→ **Zu erledigen**
1 > Gib den Abschnitt des Artikels „Spielerische Landnahme“ von „Seit etlichen Jahrzehnten“ bis „des Utopischen gehört.“ wortgetreu wieder.
2 > Prüfe anhand des Artikels „Spielerische Landnahme“, ob die folgenden Aussagen zutreffen, und belege jede Antwort mit den ausschlaggebenden Worten des Artikels: (a) Der Artikel ist auf den 29. Oktober 1999 datiert. (b) Laut Artikel wurde der Ethnopluralismus in der Weltgeschichte bereits verwirklicht. (c) Der Artikel ordnet den Ethnopluralismus unter anderem dem Utopischen zu.

___ Seite ___

© JUNGE FREIHEIT Verlag GmbH & Co.  www.jungefreiheit.de    44/99 29. Oktober 1999


Fußball-Europa statt Euro-Europa: Eurasiens Fußball-Landkarte wird bunter
Spielerische Landnahme
Jutta Winckler-Volz

Seit etlichen Jahrzehnten schon geistert ein ideologisches Gespenst durch den Bewußtseinhaushalt der europäischen Rechten – der Ethnopluralismus. Es handelt sich dabei um die Auffassung, allenfalls kulturell Wünschenswertes ließe sich in politisch durchsetzbare Handlungsmaximen umsetzen. Die historisch belehrte Vernunft freilich weiß, daß derlei in der Weltgeschichte noch nie zuwege gebracht worden ist. Damit handelt es sich um eine Kopfgeburt, die in den Bereich des ästhetisch Schönen, allenfalls des Utopischen gehört.

___ Gezeigtes Material ___

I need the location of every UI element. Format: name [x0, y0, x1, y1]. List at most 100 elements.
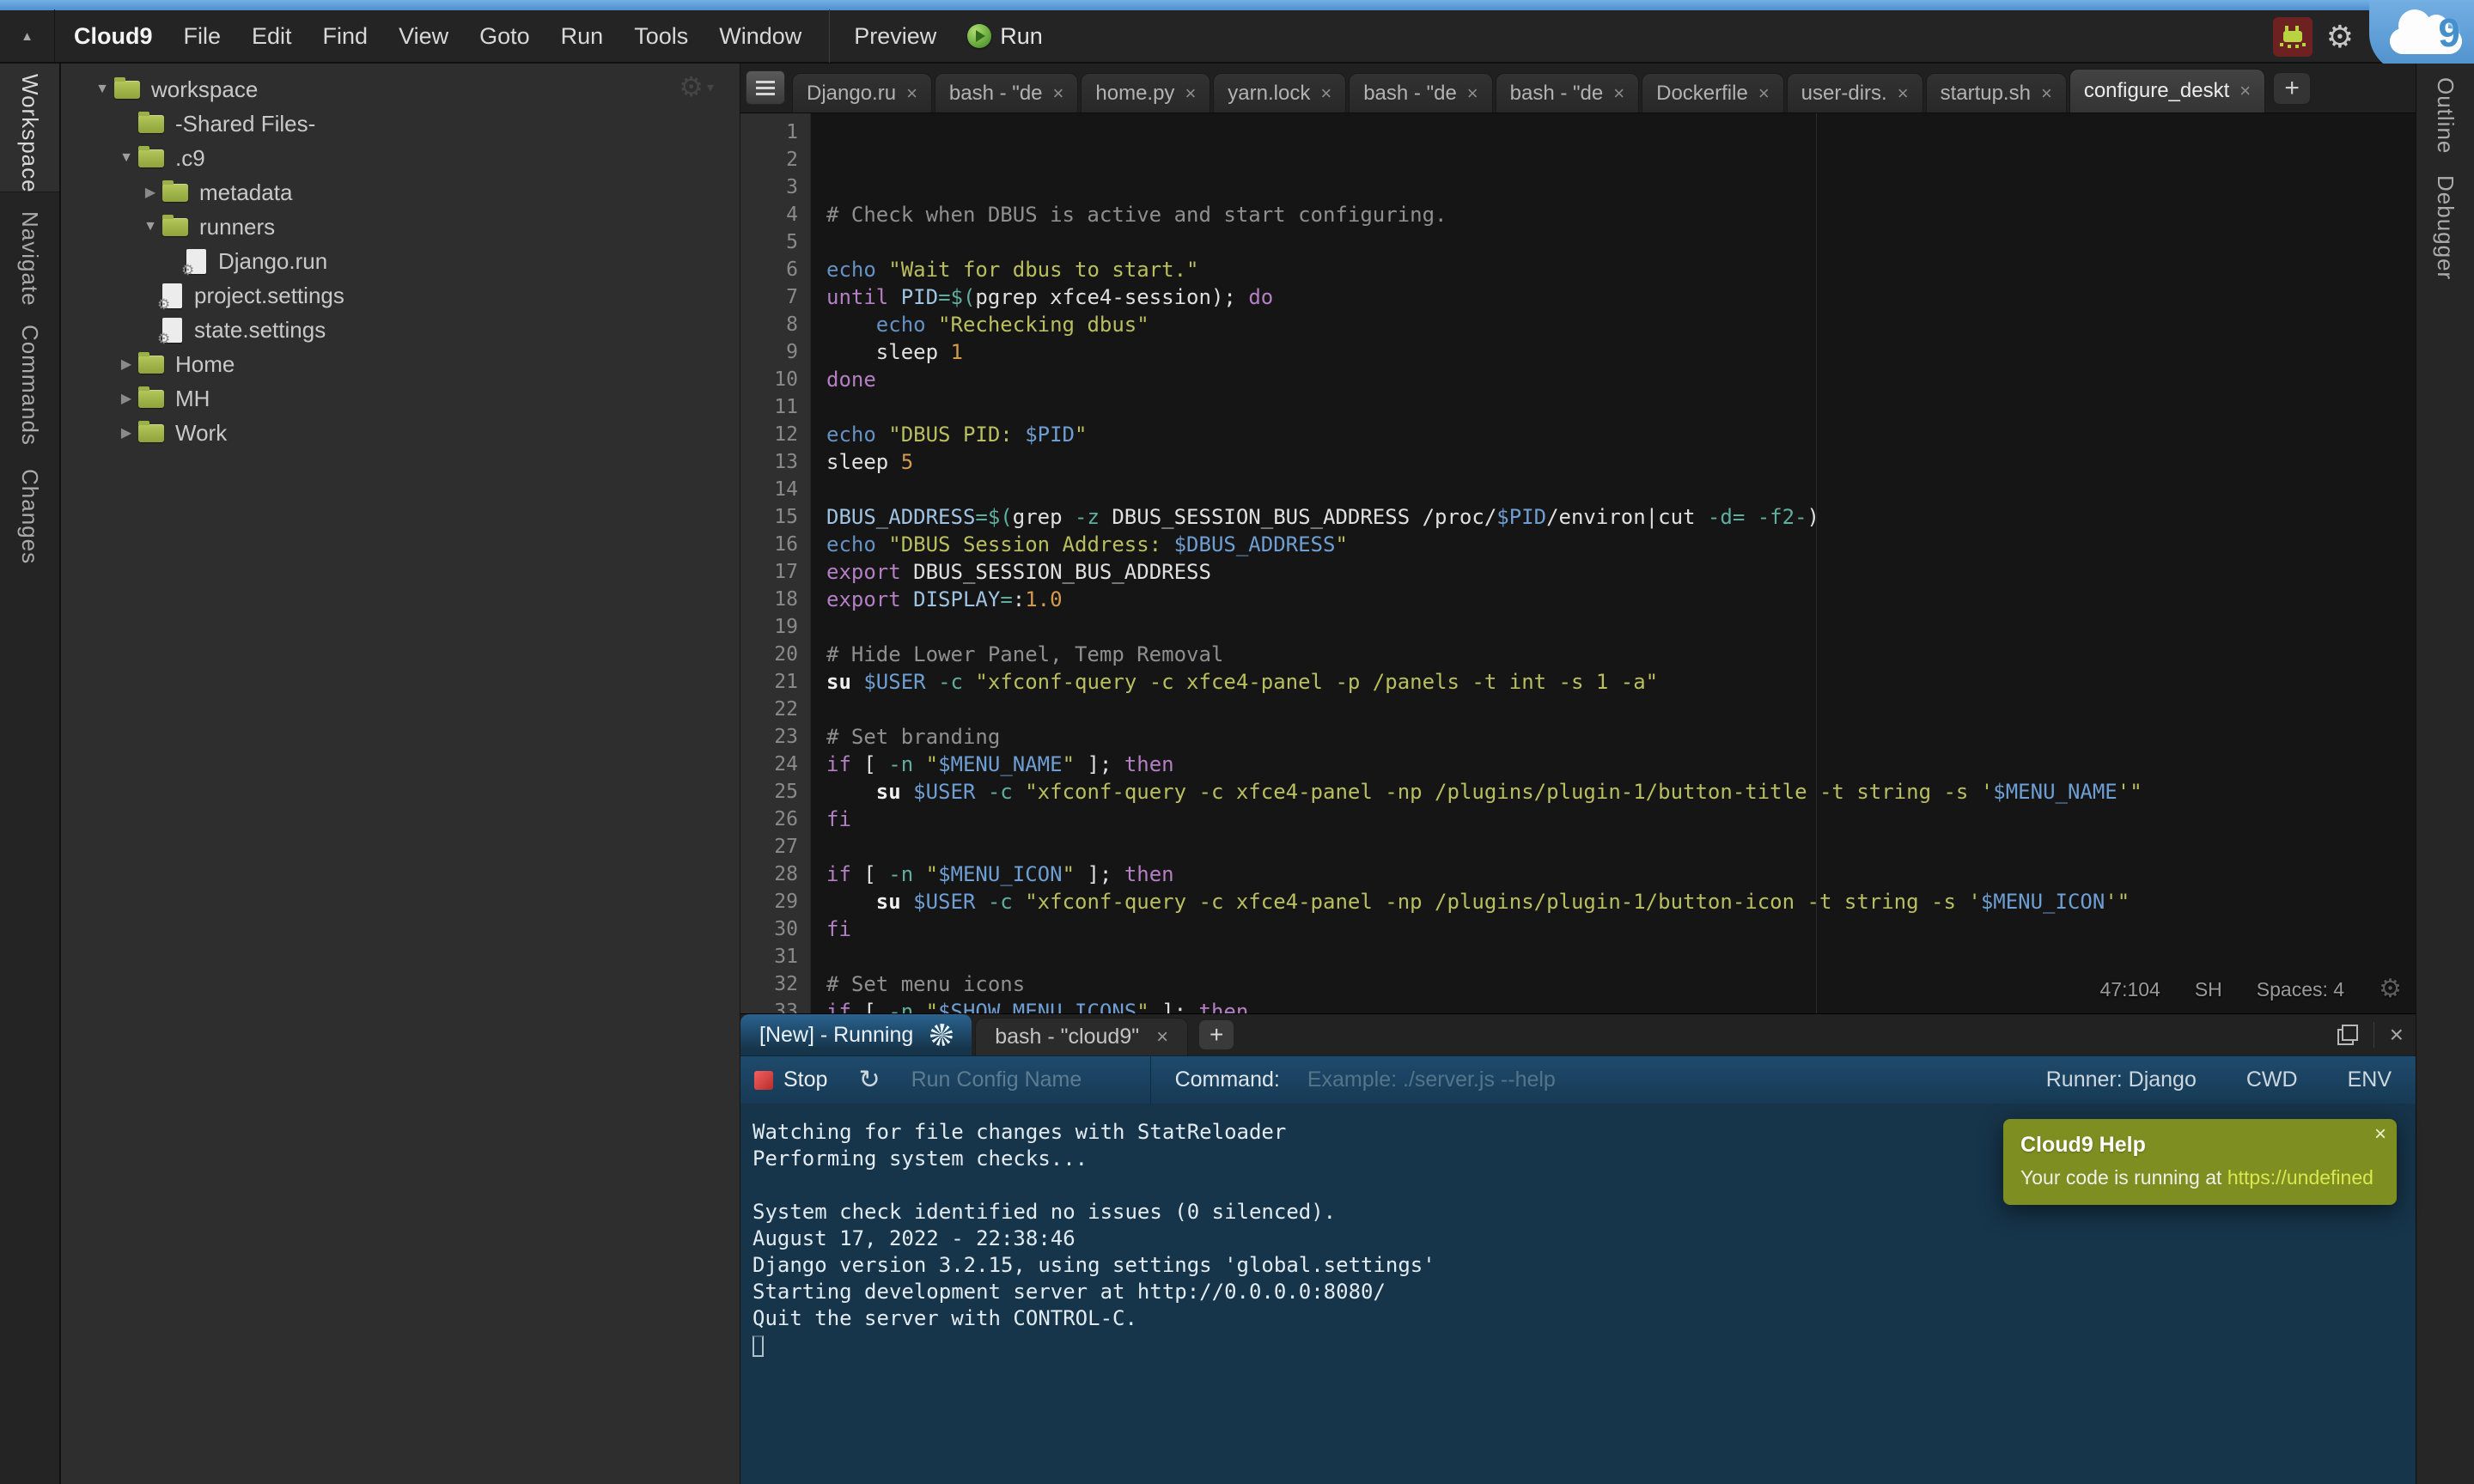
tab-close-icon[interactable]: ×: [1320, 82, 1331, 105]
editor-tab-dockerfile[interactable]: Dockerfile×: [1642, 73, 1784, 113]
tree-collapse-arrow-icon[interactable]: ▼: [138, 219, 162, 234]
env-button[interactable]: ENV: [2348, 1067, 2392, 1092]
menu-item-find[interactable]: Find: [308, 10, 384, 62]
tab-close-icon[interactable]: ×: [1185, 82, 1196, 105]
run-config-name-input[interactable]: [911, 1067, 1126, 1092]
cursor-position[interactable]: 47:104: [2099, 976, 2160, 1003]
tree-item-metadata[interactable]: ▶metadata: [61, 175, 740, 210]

___

→ **Die Ergebnisse**
1 >
Seit etlichen Jahrzehnten schon geistert ein ideologisches Gespenst durch den Bewußtseinhaushalt der europäischen Rechten – der Ethnopluralismus. Es handelt sich dabei um die Auffassung, allenfalls kulturell Wünschenswertes ließe sich in politisch durchsetzbare Handlungsmaximen umsetzen. Die historisch belehrte Vernunft freilich weiß, daß derlei in der Weltgeschichte noch nie zuwege gebracht worden ist. Damit handelt es sich um eine Kopfgeburt, die in den Bereich des ästhetisch Schönen, allenfalls des Utopischen gehört.

2 >
(a) Ja: „29. Oktober 1999“
(b) Nein: „daß derlei in der Weltgeschichte noch nie zuwege gebracht worden ist“
(c) Ja: „eine Kopfgeburt, die in den Bereich des ästhetisch Schönen, allenfalls des Utopischen gehört“